--- START OF Records shown ---

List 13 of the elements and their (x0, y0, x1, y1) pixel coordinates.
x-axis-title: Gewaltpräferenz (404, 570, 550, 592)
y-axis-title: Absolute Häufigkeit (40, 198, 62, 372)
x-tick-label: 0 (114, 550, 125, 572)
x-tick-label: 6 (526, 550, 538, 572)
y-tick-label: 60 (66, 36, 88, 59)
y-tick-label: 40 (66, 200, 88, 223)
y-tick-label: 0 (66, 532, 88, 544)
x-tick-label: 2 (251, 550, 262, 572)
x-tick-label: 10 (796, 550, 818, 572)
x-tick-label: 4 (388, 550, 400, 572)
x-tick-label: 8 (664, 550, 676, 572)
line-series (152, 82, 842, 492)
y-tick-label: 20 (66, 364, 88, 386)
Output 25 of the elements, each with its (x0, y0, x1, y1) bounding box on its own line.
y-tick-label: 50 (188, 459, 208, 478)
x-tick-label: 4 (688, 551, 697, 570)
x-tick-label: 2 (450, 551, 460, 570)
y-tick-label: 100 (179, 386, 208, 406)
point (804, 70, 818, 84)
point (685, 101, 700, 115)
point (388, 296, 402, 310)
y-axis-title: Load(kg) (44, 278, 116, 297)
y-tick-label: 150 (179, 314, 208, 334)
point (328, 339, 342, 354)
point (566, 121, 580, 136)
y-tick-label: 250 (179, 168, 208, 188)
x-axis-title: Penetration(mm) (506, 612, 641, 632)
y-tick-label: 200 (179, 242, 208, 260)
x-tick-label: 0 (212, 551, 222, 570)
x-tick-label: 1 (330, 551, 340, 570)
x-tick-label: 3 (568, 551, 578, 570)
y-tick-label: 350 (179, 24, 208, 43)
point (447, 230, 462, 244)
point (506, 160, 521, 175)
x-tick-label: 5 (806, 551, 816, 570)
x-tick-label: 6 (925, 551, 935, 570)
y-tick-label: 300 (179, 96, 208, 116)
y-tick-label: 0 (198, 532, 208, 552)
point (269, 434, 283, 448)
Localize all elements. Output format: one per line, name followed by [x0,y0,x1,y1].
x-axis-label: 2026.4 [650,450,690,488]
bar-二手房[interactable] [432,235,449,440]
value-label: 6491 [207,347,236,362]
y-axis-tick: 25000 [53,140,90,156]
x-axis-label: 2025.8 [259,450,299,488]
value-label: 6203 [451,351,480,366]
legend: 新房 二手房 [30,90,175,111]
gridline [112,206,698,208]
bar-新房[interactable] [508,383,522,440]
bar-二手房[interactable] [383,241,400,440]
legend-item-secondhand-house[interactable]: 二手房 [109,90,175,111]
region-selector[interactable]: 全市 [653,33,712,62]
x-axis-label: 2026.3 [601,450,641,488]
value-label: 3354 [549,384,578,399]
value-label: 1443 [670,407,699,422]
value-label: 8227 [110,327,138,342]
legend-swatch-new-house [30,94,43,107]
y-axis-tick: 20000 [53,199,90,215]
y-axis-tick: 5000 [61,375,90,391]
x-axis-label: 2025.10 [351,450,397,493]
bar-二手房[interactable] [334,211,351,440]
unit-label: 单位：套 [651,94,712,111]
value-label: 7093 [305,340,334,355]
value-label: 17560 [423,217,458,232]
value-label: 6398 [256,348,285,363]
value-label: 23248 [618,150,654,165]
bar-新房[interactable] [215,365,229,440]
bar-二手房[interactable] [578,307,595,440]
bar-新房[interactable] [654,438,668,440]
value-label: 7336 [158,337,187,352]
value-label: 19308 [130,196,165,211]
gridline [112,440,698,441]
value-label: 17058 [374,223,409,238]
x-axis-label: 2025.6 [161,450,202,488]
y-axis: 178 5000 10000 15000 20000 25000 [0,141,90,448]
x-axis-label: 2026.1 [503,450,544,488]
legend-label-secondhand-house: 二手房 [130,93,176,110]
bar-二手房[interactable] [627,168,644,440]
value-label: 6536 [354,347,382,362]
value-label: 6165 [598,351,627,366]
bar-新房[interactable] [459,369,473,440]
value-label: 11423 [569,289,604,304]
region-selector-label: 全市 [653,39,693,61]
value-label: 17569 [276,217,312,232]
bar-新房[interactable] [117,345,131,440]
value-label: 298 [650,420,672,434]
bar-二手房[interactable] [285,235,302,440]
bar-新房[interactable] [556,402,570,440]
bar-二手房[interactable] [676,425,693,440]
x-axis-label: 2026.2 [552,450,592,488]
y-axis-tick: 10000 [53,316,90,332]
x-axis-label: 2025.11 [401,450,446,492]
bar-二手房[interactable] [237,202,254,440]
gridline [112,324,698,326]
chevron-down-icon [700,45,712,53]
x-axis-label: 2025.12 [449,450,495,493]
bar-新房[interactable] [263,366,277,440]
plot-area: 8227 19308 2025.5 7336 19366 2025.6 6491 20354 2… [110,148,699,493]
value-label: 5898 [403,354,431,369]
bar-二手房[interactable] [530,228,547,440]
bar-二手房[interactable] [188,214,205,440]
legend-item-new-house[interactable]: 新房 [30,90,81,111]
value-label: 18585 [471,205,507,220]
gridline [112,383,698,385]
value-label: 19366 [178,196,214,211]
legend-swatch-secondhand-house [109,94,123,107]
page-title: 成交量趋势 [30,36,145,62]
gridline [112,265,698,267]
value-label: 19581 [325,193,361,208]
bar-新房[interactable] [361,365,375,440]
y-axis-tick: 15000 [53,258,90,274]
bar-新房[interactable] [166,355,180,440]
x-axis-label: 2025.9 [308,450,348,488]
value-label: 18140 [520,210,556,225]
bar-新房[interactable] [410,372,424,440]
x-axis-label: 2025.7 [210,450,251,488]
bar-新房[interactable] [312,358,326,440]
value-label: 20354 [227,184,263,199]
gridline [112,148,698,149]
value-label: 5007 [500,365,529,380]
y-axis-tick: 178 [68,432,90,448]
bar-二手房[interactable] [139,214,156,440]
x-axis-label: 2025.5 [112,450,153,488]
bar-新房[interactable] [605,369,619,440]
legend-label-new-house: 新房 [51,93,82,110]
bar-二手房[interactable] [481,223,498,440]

--- END OF Records shown ---

— What you need to do —
Starting at the first line of the items and ending at the line that contains "value-label: 6491 [207,347,236,362]", convert those lines into a Markdown table with the columns No. and Line. Leave out blank lines.

— Task result —
| No. | Line |
|---|---|
| 1 | List 13 of the elements and their (x0, y0, x1, y1) pixel coordinates. |
| 2 | x-axis-title: Gewaltpräferenz (404, 570, 550, 592) |
| 3 | y-axis-title: Absolute Häufigkeit (40, 198, 62, 372) |
| 4 | x-tick-label: 0 (114, 550, 125, 572) |
| 5 | x-tick-label: 6 (526, 550, 538, 572) |
| 6 | y-tick-label: 60 (66, 36, 88, 59) |
| 7 | y-tick-label: 40 (66, 200, 88, 223) |
| 8 | y-tick-label: 0 (66, 532, 88, 544) |
| 9 | x-tick-label: 2 (251, 550, 262, 572) |
| 10 | x-tick-label: 10 (796, 550, 818, 572) |
| 11 | x-tick-label: 4 (388, 550, 400, 572) |
| 12 | x-tick-label: 8 (664, 550, 676, 572) |
| 13 | line-series (152, 82, 842, 492) |
| 14 | y-tick-label: 20 (66, 364, 88, 386) |
| 15 | Output 25 of the elements, each with its (x0, y0, x1, y1) bounding box on its own line. |
| 16 | y-tick-label: 50 (188, 459, 208, 478) |
| 17 | x-tick-label: 4 (688, 551, 697, 570) |
| 18 | x-tick-label: 2 (450, 551, 460, 570) |
| 19 | y-tick-label: 100 (179, 386, 208, 406) |
| 20 | point (804, 70, 818, 84) |
| 21 | point (685, 101, 700, 115) |
| 22 | point (388, 296, 402, 310) |
| 23 | y-axis-title: Load(kg) (44, 278, 116, 297) |
| 24 | y-tick-label: 150 (179, 314, 208, 334) |
| 25 | point (328, 339, 342, 354) |
| 26 | point (566, 121, 580, 136) |
| 27 | y-tick-label: 250 (179, 168, 208, 188) |
| 28 | x-axis-title: Penetration(mm) (506, 612, 641, 632) |
| 29 | y-tick-label: 200 (179, 242, 208, 260) |
| 30 | x-tick-label: 0 (212, 551, 222, 570) |
| 31 | x-tick-label: 1 (330, 551, 340, 570) |
| 32 | x-tick-label: 3 (568, 551, 578, 570) |
| 33 | y-tick-label: 350 (179, 24, 208, 43) |
| 34 | point (447, 230, 462, 244) |
| 35 | point (506, 160, 521, 175) |
| 36 | x-tick-label: 5 (806, 551, 816, 570) |
| 37 | x-tick-label: 6 (925, 551, 935, 570) |
| 38 | y-tick-label: 300 (179, 96, 208, 116) |
| 39 | y-tick-label: 0 (198, 532, 208, 552) |
| 40 | point (269, 434, 283, 448) |
| 41 | Localize all elements. Output format: one per line, name followed by [x0,y0,x1,y1]. |
| 42 | x-axis-label: 2026.4 [650,450,690,488] |
| 43 | bar-二手房[interactable] [432,235,449,440] |
| 44 | value-label: 6491 [207,347,236,362] |